### [Prompt]
Could you write out again only the rows starting with the line with "749, 231, 761]" and going on through the line with "135, 39, 147]", swapping "spectrum-line" for "spectrum-curve" and leaving everything else unchanged?

### [Task inputs]

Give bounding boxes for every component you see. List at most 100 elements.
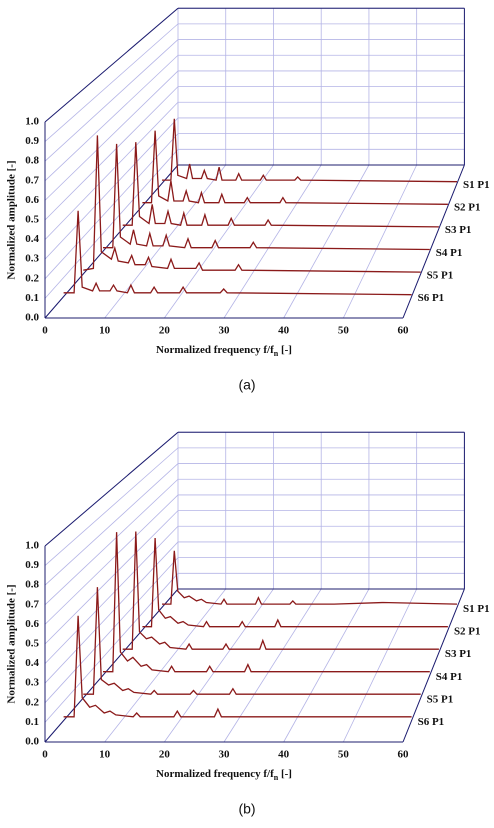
x-tick-label: 30	[219, 749, 231, 761]
floor-grid-line	[342, 164, 418, 319]
side-grid-line	[44, 70, 179, 201]
series-label: S1 P1	[463, 603, 490, 615]
spectrum-line	[103, 143, 430, 251]
side-grid-line	[44, 102, 179, 240]
y-tick-label: 0.9	[25, 135, 39, 147]
y-tick-label: 0.4	[25, 233, 39, 245]
x-tick-label: 20	[159, 325, 171, 337]
spectrum-line	[122, 531, 439, 650]
x-axis-label-sub: n	[274, 349, 279, 358]
side-grid-line	[44, 557, 179, 704]
floor-grid-line	[104, 588, 227, 743]
series-label: S6 P1	[418, 292, 445, 304]
y-axis-label: Normalized amplitude [-]	[6, 584, 18, 703]
y-tick-label: 0.3	[25, 253, 39, 265]
frame-edge	[402, 588, 465, 743]
side-grid-line	[44, 463, 179, 586]
spectrum-line	[63, 615, 412, 718]
x-tick-label: 50	[338, 749, 350, 761]
frame-edge	[44, 7, 179, 123]
x-tick-label: 60	[398, 749, 410, 761]
y-tick-label: 0.4	[25, 657, 39, 669]
spectrum-line	[103, 532, 430, 673]
floor-grid-line	[223, 588, 322, 743]
y-tick-label: 0.7	[25, 174, 39, 186]
side-grid-line	[44, 478, 179, 606]
y-tick-label: 0.6	[25, 618, 39, 630]
x-axis-label-end: [-]	[278, 768, 292, 780]
x-tick-label: 30	[219, 325, 231, 337]
spectrum-line	[142, 130, 448, 205]
x-tick-label: 40	[278, 325, 290, 337]
y-tick-label: 0.5	[25, 214, 39, 226]
side-grid-line	[44, 133, 179, 280]
y-tick-label: 0.0	[25, 312, 39, 324]
spectrum-line	[63, 210, 412, 296]
spectrum-line	[83, 587, 421, 695]
series-label: S4 P1	[436, 247, 463, 259]
y-tick-label: 0.3	[25, 677, 39, 689]
side-grid-line	[44, 510, 179, 645]
side-grid-line	[44, 447, 179, 566]
x-axis-label-main: Normalized frequency f/f	[156, 768, 274, 780]
series-label: S5 P1	[427, 693, 454, 705]
y-tick-label: 1.0	[25, 116, 39, 128]
x-axis-label: Normalized frequency f/fn [-]	[156, 768, 292, 783]
x-tick-label: 0	[42, 325, 48, 337]
spectrum-line	[122, 142, 439, 228]
side-grid-line	[44, 23, 179, 142]
x-axis-label-sub: n	[274, 773, 279, 782]
spectrum-line	[83, 135, 421, 273]
series-label: S2 P1	[454, 626, 481, 638]
caption: (a)	[238, 377, 255, 393]
y-axis-label: Normalized amplitude [-]	[6, 160, 18, 279]
y-tick-label: 0.2	[25, 696, 39, 708]
x-tick-label: 60	[398, 325, 410, 337]
y-tick-label: 0.0	[25, 736, 39, 748]
spectrum-line	[162, 550, 458, 605]
spectrum-line	[162, 118, 458, 183]
x-tick-label: 20	[159, 749, 171, 761]
floor-grid-line	[283, 164, 370, 319]
side-grid-line	[44, 494, 179, 625]
floor-grid-line	[104, 164, 227, 319]
frame-edge	[44, 588, 179, 743]
series-label: S6 P1	[418, 716, 445, 728]
y-tick-label: 0.1	[25, 292, 39, 304]
x-tick-label: 40	[278, 749, 290, 761]
y-tick-label: 0.8	[25, 579, 39, 591]
floor-grid-line	[283, 588, 370, 743]
side-grid-line	[44, 39, 179, 162]
series-label: S2 P1	[454, 202, 481, 214]
y-tick-label: 0.1	[25, 716, 39, 728]
side-grid-line	[44, 86, 179, 221]
frame-edge	[402, 164, 465, 319]
series-label: S4 P1	[436, 671, 463, 683]
floor-grid-line	[342, 588, 418, 743]
y-tick-label: 0.2	[25, 272, 39, 284]
y-tick-label: 0.6	[25, 194, 39, 206]
floor-grid-line	[164, 588, 274, 743]
x-tick-label: 0	[42, 749, 48, 761]
floor-grid-line	[223, 164, 322, 319]
spectrum-line	[142, 537, 448, 628]
y-tick-label: 1.0	[25, 540, 39, 552]
x-tick-label: 10	[99, 325, 111, 337]
floor-grid-line	[164, 164, 274, 319]
series-label: S3 P1	[445, 224, 472, 236]
x-axis-label: Normalized frequency f/fn [-]	[156, 344, 292, 359]
side-grid-line	[44, 573, 179, 723]
y-tick-label: 0.7	[25, 598, 39, 610]
x-axis-label-main: Normalized frequency f/f	[156, 344, 274, 356]
x-tick-label: 10	[99, 749, 111, 761]
y-tick-label: 0.9	[25, 559, 39, 571]
caption: (b)	[238, 801, 255, 817]
y-tick-label: 0.5	[25, 638, 39, 650]
frame-edge	[44, 431, 179, 547]
side-grid-line	[44, 149, 179, 299]
series-label: S3 P1	[445, 648, 472, 660]
series-label: S1 P1	[463, 179, 490, 191]
series-label: S5 P1	[427, 269, 454, 281]
x-axis-label-end: [-]	[278, 344, 292, 356]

### [Correct result]
x-tick-label: 30	[219, 749, 231, 761]
floor-grid-line	[342, 164, 418, 319]
side-grid-line	[44, 70, 179, 201]
series-label: S1 P1	[463, 603, 490, 615]
spectrum-curve	[103, 143, 430, 251]
side-grid-line	[44, 102, 179, 240]
y-tick-label: 0.9	[25, 135, 39, 147]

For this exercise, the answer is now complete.